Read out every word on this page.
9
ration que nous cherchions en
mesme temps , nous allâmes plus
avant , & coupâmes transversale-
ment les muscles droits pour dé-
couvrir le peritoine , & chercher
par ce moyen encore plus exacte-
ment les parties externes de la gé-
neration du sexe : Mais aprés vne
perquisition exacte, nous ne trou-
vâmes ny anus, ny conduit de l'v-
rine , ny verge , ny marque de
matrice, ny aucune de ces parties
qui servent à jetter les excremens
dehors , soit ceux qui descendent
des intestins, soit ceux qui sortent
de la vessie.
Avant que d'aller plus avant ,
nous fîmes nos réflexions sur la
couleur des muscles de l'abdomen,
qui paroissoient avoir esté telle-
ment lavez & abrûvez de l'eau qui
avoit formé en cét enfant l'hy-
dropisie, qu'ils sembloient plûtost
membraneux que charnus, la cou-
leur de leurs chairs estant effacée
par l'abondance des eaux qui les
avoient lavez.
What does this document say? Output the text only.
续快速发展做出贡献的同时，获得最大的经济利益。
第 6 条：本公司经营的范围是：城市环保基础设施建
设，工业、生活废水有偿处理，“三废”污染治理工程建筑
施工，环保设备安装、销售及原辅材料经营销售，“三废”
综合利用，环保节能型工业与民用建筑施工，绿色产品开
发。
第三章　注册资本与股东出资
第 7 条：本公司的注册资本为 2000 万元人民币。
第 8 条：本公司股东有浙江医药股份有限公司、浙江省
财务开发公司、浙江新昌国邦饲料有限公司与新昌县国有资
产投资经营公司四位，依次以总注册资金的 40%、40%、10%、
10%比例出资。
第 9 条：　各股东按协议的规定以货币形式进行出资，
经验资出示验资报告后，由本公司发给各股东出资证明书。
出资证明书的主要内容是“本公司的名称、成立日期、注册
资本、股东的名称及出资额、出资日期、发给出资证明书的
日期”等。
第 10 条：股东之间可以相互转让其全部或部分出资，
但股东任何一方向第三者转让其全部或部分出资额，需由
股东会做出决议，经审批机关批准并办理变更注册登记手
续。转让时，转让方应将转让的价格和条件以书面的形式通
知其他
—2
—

▬▬▬▬▬▬

Task brief | State how many lines of the listing hold the string "nous"; reply with the number and nothing else.

Problem solution | 4